### Spatial annotation entries
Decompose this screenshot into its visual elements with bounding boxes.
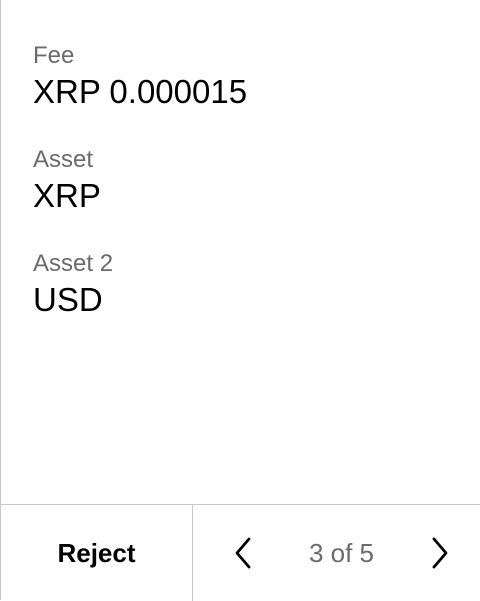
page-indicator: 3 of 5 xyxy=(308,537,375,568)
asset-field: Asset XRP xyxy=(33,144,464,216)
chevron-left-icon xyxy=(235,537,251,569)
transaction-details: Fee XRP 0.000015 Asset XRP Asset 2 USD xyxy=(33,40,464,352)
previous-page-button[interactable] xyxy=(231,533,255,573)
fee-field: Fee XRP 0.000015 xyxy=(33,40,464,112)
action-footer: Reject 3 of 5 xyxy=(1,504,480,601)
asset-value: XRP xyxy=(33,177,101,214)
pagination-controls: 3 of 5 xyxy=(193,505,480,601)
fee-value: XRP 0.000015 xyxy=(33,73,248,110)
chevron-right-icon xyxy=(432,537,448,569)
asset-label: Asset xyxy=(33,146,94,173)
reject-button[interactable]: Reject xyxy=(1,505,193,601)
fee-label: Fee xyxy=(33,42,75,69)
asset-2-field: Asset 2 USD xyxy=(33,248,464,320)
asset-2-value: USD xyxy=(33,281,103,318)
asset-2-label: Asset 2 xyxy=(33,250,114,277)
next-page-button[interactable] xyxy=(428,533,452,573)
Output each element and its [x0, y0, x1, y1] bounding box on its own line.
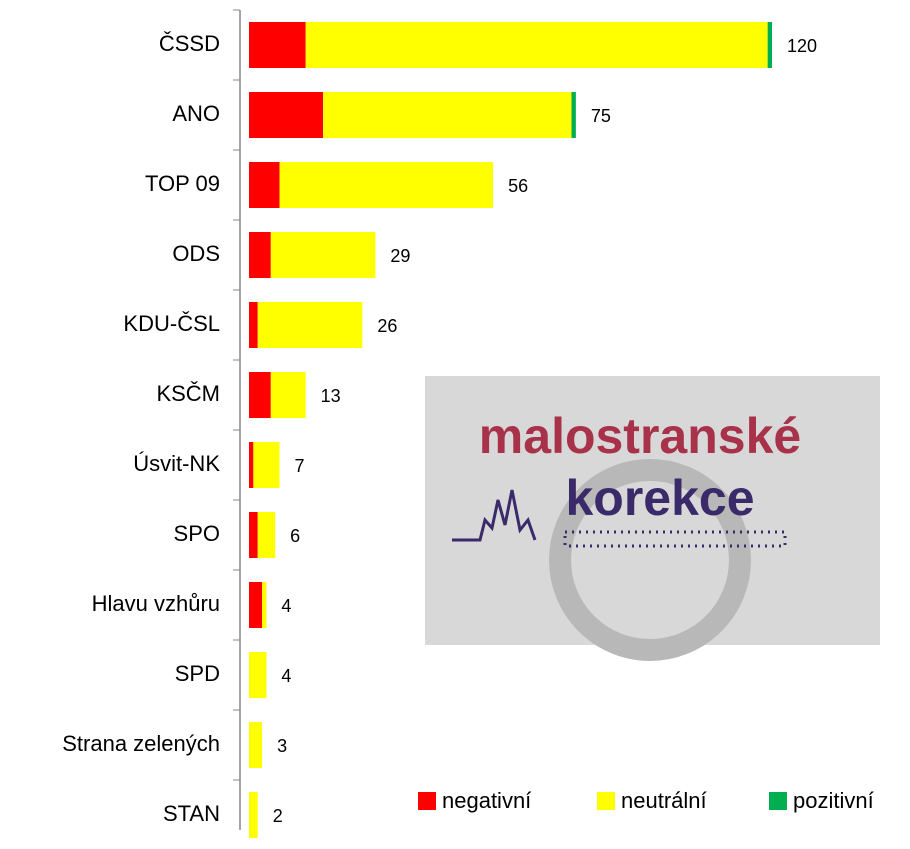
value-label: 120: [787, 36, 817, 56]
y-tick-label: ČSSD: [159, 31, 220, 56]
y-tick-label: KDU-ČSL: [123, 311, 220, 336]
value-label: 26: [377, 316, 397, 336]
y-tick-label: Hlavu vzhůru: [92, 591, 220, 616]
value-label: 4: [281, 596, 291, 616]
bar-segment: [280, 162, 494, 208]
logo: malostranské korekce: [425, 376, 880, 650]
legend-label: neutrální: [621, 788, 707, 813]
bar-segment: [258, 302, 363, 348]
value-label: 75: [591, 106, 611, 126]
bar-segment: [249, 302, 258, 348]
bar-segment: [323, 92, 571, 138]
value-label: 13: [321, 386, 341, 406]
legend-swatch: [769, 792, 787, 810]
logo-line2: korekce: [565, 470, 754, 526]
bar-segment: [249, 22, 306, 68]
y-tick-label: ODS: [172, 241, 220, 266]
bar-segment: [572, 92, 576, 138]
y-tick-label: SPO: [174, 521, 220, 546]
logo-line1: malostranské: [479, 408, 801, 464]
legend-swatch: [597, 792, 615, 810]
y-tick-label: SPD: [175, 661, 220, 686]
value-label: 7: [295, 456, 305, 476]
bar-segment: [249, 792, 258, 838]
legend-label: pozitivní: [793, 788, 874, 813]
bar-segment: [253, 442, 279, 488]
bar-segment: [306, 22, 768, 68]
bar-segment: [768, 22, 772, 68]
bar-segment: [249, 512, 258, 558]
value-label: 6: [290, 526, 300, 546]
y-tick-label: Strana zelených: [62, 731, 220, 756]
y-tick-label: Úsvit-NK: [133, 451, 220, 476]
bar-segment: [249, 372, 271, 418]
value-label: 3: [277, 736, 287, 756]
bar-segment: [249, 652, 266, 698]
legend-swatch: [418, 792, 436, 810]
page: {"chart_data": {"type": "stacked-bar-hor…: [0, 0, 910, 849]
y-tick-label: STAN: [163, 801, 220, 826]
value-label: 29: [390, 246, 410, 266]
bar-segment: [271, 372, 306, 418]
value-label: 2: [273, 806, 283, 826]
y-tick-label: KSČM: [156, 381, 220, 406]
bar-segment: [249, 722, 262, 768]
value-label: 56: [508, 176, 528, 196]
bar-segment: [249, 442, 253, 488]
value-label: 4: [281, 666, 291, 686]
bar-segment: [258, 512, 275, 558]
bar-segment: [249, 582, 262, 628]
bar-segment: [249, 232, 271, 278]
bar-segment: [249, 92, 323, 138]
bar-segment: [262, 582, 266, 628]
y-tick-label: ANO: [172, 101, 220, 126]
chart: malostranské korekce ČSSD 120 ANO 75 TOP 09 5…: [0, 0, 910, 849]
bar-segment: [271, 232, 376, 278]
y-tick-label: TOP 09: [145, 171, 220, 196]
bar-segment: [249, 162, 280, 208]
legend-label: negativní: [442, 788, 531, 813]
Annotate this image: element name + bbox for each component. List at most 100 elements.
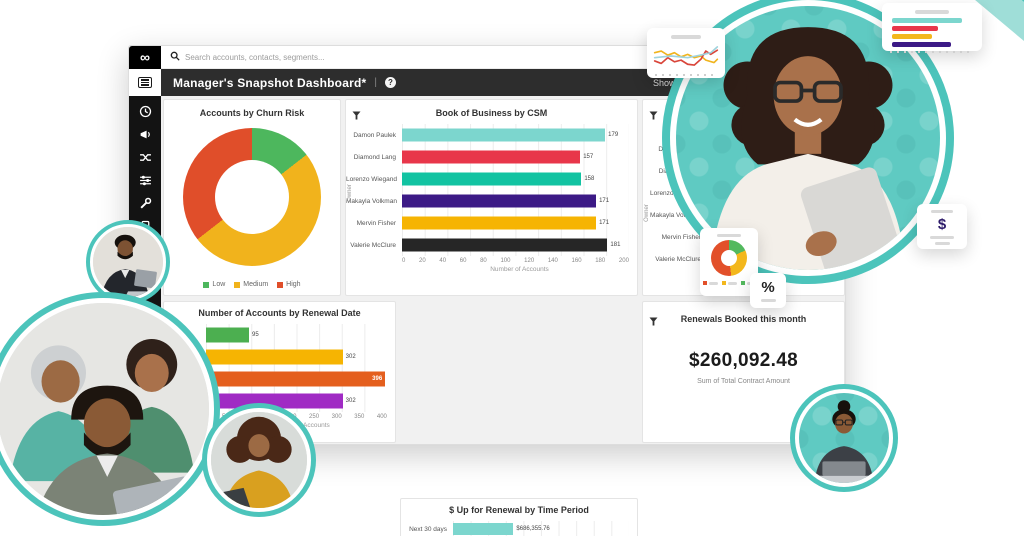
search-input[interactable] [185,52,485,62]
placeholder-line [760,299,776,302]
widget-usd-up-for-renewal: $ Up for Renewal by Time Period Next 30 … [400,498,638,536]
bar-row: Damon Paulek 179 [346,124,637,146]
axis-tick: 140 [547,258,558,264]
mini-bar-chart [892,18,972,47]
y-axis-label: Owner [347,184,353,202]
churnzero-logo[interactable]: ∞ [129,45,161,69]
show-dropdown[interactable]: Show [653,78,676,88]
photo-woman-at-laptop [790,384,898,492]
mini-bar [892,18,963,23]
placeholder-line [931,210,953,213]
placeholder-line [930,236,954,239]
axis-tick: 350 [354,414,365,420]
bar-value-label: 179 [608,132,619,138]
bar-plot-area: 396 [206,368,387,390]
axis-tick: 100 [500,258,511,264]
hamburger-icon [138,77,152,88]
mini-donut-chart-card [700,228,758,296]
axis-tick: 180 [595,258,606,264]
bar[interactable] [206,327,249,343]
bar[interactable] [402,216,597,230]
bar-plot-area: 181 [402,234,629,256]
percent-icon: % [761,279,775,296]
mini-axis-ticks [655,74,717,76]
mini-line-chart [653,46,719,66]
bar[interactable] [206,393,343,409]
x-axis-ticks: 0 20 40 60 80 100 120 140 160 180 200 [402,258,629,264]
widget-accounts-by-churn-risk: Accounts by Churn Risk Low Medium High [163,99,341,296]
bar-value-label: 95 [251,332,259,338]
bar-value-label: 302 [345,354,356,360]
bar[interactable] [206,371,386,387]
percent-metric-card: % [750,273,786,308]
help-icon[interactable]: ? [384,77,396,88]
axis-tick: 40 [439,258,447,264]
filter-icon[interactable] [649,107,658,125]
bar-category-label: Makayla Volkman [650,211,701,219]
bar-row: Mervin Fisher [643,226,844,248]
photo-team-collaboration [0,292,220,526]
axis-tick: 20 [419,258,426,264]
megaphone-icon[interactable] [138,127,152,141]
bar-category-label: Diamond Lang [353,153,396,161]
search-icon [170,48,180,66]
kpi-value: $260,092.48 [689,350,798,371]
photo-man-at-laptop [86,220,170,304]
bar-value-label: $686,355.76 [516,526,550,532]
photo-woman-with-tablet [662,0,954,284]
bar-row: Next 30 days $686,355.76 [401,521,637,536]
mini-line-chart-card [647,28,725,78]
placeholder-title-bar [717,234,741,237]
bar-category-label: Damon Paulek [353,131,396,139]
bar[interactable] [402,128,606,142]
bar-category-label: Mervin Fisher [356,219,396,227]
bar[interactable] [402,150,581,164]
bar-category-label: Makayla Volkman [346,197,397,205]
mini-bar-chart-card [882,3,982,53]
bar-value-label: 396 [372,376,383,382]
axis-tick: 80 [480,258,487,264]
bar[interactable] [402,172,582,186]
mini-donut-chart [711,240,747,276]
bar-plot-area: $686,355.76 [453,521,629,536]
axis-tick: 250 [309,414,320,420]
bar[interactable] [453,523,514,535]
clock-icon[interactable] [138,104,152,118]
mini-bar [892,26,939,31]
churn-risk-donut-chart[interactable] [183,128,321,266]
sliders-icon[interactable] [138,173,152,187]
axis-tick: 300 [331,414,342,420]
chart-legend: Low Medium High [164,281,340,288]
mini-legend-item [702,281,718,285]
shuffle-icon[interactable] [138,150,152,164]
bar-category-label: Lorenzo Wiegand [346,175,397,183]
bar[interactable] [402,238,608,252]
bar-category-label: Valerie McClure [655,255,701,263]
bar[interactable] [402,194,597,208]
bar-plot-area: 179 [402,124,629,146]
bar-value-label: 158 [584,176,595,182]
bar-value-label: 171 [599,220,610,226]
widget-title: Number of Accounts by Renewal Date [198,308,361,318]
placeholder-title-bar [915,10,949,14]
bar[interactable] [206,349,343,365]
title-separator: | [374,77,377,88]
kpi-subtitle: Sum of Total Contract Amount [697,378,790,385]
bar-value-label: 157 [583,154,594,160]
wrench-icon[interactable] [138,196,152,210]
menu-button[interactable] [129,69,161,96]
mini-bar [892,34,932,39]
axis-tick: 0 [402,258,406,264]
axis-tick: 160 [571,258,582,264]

### What to produce
Reproduce the listing from the line with "search-input[interactable] [185,52,485,62]" to the line with "bar[interactable] [402,128,606,142]", swapping "placeholder-line" for "placeholder-stroke" and changing nothing else.

### The solution
search-input[interactable] [185,52,485,62]
placeholder-stroke [760,299,776,302]
widget-usd-up-for-renewal: $ Up for Renewal by Time Period Next 30 … [400,498,638,536]
bar-row: Damon Paulek 179 [346,124,637,146]
axis-tick: 140 [547,258,558,264]
mini-bar-chart [892,18,972,47]
y-axis-label: Owner [347,184,353,202]
churnzero-logo[interactable]: ∞ [129,45,161,69]
show-dropdown[interactable]: Show [653,78,676,88]
photo-woman-at-laptop [790,384,898,492]
mini-bar [892,18,963,23]
placeholder-stroke [931,210,953,213]
placeholder-stroke [930,236,954,239]
axis-tick: 350 [354,414,365,420]
bar-value-label: 179 [608,132,619,138]
bar-plot-area: 396 [206,368,387,390]
axis-tick: 100 [500,258,511,264]
hamburger-icon [138,77,152,88]
mini-donut-chart-card [700,228,758,296]
axis-tick: 180 [595,258,606,264]
bar[interactable] [206,327,249,343]
bar[interactable] [402,216,597,230]
bar-plot-area: 181 [402,234,629,256]
percent-icon: % [761,279,775,296]
mini-axis-ticks [655,74,717,76]
mini-line-chart [653,46,719,66]
bar[interactable] [206,393,343,409]
x-axis-ticks: 0 20 40 60 80 100 120 140 160 180 200 [402,258,629,264]
widget-accounts-by-churn-risk: Accounts by Churn Risk Low Medium High [163,99,341,296]
bar-value-label: 95 [251,332,259,338]
bar-value-label: 302 [345,354,356,360]
bar[interactable] [206,371,386,387]
percent-metric-card: % [750,273,786,308]
help-icon[interactable]: ? [384,77,396,88]
axis-tick: 40 [439,258,447,264]
filter-icon[interactable] [649,107,658,125]
bar-category-label: Makayla Volkman [650,211,701,219]
bar-row: Mervin Fisher [643,226,844,248]
photo-team-collaboration [0,292,220,526]
axis-tick: 20 [419,258,426,264]
megaphone-icon[interactable] [138,127,152,141]
bar-category-label: Diamond Lang [353,153,396,161]
search-icon [170,48,180,66]
kpi-value: $260,092.48 [689,350,798,371]
photo-man-at-laptop [86,220,170,304]
bar-value-label: $686,355.76 [516,526,550,532]
photo-woman-with-tablet [662,0,954,284]
bar-row: Next 30 days $686,355.76 [401,521,637,536]
mini-line-chart-card [647,28,725,78]
placeholder-title-bar [717,234,741,237]
bar-category-label: Damon Paulek [353,131,396,139]
bar[interactable] [402,128,606,142]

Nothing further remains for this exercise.